■ WHAT THIS TASK INVOLVES
Extract all lines that hold the string "swatch".

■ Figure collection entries
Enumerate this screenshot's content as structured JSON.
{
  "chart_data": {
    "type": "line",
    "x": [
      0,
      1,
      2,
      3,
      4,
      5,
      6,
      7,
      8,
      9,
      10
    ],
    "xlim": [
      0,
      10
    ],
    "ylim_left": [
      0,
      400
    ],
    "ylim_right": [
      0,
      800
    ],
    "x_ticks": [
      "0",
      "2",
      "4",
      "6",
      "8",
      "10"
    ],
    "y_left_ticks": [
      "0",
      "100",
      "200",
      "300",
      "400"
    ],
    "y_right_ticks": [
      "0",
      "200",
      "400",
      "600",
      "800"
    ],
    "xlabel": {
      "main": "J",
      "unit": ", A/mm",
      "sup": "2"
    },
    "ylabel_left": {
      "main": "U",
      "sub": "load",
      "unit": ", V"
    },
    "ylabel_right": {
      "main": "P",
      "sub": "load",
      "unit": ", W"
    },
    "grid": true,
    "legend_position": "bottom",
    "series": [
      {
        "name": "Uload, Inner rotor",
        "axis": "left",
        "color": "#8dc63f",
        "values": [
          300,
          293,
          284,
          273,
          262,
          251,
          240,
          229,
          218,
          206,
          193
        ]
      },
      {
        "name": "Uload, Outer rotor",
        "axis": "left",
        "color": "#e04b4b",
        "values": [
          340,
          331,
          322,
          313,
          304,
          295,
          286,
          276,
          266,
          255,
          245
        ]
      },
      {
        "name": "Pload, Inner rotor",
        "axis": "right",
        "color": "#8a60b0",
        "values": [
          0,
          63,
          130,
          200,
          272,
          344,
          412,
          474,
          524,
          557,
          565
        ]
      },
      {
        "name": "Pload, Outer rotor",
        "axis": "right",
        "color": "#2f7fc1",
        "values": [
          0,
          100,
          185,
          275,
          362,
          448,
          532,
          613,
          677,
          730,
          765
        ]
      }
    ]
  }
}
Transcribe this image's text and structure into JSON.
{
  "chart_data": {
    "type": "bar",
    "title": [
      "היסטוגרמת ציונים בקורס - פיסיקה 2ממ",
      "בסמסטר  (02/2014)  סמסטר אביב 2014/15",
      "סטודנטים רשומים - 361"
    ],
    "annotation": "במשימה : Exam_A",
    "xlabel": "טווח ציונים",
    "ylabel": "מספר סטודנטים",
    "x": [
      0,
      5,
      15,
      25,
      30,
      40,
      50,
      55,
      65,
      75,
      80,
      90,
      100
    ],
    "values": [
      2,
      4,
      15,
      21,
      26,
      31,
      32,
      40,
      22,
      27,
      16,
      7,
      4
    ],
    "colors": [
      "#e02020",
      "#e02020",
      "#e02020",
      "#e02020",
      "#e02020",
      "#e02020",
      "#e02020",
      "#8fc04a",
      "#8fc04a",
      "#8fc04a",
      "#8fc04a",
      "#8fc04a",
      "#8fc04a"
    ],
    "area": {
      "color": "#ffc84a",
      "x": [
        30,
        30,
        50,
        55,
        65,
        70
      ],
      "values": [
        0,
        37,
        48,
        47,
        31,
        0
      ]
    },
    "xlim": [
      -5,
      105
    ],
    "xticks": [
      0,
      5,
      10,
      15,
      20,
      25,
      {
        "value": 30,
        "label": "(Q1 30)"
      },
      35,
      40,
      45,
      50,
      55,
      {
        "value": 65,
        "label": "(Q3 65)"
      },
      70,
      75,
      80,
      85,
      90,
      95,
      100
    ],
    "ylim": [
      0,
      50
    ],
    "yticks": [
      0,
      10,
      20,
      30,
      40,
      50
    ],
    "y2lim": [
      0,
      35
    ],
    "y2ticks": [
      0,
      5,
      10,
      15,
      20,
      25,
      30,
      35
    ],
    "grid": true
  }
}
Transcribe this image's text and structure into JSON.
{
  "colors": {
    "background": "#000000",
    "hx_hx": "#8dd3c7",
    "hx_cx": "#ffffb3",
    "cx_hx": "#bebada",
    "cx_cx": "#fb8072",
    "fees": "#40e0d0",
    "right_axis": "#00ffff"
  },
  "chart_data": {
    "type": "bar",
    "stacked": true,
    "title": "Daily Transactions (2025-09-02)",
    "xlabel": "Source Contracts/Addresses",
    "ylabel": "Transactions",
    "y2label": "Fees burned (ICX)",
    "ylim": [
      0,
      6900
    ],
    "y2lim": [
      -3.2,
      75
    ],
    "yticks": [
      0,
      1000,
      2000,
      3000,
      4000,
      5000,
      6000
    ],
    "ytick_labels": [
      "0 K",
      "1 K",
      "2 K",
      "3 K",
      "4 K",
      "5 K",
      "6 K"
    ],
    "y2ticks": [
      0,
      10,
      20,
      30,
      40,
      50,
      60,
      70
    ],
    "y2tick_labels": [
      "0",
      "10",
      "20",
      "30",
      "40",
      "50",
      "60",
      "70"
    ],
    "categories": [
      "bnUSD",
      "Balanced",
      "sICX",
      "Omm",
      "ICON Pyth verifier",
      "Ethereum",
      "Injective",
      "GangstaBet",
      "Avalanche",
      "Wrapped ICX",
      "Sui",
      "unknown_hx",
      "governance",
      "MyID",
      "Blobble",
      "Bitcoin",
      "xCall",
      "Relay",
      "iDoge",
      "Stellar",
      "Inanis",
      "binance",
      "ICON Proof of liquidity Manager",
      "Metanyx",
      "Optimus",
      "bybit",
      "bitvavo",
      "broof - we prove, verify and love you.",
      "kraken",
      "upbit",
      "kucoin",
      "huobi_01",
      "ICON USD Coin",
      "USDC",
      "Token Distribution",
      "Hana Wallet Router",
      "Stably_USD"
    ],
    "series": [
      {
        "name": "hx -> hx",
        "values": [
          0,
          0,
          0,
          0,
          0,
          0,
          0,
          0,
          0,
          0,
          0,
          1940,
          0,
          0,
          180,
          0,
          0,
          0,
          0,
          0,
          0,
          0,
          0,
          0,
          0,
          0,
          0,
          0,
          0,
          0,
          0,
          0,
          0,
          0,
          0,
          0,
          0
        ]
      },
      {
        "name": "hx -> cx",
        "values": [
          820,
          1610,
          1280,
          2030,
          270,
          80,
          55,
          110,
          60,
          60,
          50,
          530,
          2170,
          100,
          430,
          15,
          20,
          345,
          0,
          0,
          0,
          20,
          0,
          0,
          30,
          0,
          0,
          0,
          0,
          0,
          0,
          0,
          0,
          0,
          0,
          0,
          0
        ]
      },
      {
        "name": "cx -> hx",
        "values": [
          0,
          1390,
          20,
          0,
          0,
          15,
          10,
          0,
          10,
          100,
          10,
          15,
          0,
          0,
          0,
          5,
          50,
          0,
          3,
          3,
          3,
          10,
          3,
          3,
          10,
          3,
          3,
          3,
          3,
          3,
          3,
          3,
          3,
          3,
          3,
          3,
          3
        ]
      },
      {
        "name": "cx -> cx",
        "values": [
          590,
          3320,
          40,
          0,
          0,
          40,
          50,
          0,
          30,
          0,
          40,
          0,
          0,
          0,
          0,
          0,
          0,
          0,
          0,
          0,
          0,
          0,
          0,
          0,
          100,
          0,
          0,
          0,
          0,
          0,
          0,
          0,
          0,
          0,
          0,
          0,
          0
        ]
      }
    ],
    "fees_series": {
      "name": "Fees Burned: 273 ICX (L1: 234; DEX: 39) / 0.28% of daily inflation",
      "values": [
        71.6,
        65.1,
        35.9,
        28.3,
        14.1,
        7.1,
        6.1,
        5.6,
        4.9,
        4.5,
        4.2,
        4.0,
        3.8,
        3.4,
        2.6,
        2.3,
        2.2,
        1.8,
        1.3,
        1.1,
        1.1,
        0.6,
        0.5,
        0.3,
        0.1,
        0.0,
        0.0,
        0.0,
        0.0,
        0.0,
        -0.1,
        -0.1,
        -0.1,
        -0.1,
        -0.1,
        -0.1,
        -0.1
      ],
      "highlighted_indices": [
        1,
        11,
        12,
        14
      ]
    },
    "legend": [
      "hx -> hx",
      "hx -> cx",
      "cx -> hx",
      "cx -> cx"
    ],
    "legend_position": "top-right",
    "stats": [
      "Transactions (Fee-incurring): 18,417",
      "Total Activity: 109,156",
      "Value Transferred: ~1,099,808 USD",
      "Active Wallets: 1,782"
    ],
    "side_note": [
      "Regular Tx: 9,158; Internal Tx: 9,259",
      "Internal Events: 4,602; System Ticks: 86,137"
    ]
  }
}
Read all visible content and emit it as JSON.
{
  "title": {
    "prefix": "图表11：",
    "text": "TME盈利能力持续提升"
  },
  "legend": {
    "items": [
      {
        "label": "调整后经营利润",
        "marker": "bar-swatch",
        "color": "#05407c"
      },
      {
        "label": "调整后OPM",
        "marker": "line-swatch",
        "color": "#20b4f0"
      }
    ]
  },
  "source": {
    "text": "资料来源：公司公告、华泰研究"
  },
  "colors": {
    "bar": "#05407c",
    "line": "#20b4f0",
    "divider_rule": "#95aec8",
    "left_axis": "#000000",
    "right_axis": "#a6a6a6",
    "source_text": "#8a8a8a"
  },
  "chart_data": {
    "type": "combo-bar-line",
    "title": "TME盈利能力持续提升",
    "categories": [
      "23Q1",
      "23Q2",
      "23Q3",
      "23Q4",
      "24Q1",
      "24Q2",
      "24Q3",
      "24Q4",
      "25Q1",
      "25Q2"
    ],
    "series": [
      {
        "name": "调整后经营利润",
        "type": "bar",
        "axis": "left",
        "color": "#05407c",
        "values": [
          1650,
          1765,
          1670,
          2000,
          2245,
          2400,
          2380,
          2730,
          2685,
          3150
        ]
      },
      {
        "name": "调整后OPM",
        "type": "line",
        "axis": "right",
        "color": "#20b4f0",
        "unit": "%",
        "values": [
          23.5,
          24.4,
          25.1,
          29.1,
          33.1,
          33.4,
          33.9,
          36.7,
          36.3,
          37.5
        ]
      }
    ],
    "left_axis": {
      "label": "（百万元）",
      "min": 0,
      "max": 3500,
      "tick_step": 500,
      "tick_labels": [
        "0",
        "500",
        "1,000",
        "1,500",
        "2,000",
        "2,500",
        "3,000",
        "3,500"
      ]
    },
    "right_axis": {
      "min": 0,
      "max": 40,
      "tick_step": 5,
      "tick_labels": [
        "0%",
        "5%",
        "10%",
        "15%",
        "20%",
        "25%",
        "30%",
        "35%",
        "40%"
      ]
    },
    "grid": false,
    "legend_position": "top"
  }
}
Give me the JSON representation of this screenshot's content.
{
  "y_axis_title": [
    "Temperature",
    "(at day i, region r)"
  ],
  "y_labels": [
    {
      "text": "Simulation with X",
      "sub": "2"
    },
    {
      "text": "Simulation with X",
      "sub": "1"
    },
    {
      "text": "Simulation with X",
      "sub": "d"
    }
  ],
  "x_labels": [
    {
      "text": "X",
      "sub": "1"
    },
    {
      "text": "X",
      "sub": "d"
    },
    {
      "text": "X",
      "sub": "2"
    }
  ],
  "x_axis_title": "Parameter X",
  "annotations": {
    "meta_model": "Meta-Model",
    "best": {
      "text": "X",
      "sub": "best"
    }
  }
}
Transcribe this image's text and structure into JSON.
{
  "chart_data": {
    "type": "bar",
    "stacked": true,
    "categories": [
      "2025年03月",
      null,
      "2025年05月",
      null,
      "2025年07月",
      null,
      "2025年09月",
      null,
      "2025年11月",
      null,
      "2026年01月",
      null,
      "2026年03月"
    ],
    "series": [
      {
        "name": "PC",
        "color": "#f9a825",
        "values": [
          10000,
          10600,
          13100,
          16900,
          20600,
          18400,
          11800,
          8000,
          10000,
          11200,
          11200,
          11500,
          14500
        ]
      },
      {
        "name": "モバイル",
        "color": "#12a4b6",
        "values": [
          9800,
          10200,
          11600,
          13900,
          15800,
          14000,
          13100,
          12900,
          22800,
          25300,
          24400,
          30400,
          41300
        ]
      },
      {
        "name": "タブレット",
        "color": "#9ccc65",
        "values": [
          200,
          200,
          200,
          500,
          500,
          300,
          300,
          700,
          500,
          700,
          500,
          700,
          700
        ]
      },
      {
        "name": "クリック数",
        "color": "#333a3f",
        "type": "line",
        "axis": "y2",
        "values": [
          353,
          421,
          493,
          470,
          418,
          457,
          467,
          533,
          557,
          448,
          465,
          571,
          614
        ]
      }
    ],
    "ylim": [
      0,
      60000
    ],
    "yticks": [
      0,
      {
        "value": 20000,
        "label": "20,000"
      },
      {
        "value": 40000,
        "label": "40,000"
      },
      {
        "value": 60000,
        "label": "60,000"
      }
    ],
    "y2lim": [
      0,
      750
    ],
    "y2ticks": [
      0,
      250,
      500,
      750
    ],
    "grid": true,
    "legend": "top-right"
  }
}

■ SOLUTION FOR THIS EXERCISE
        "marker": "bar-swatch",
        "marker": "line-swatch",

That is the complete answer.